------ Provided data ------

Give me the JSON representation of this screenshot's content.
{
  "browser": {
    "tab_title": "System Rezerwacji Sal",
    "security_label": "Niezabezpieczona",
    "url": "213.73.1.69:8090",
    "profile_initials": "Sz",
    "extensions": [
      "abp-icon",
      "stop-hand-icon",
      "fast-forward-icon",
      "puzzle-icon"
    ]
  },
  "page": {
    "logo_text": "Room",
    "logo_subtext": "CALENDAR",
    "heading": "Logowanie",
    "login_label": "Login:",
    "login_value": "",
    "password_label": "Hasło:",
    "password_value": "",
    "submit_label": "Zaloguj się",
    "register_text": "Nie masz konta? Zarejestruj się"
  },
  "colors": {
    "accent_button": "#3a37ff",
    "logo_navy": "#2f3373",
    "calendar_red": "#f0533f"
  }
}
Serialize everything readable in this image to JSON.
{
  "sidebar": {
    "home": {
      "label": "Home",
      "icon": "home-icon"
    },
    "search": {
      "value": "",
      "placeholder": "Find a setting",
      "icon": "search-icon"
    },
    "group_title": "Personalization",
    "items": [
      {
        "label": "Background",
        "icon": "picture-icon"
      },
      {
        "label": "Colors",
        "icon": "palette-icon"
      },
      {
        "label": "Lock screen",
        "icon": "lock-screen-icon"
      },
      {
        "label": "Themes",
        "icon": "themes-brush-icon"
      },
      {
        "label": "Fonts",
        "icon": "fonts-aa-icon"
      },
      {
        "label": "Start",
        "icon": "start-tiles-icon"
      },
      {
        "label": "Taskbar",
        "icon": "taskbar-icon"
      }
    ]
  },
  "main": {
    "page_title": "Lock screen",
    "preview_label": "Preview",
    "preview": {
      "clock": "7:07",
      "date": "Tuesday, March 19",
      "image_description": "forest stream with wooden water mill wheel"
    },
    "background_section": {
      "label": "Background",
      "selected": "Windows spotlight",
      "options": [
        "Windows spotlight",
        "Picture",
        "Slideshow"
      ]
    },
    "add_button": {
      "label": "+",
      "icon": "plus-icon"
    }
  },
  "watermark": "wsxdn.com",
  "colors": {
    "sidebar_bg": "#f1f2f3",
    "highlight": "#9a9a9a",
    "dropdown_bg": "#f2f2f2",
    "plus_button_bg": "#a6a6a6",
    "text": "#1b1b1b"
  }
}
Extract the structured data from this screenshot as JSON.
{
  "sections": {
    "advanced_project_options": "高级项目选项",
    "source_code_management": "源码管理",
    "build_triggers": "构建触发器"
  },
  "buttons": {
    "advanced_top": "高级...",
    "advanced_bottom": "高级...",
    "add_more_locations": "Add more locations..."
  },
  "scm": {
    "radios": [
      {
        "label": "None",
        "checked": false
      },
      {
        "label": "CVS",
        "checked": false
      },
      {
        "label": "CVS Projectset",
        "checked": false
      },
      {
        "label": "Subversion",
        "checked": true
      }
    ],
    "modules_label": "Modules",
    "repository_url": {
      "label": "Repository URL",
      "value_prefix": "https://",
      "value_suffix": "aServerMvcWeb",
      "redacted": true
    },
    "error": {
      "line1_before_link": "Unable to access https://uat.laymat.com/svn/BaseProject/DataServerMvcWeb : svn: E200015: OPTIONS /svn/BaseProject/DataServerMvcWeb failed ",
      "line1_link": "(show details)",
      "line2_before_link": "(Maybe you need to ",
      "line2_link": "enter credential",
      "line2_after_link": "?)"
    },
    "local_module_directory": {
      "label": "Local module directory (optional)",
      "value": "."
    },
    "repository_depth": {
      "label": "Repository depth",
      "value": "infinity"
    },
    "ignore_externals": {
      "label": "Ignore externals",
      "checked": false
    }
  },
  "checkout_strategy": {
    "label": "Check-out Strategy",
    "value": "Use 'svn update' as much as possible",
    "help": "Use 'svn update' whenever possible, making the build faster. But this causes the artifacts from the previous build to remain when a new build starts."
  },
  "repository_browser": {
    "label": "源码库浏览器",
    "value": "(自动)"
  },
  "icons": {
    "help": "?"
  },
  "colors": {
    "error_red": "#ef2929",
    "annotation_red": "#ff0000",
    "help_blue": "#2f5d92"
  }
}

------

### What you need to do
Pull out every line of the records that includes the string "from".

### The output
Extract the structured data from this screenshot as JSON.
    "help": "Use 'svn update' whenever possible, making the build faster. But this causes the artifacts from the previous build to remain when a new build starts."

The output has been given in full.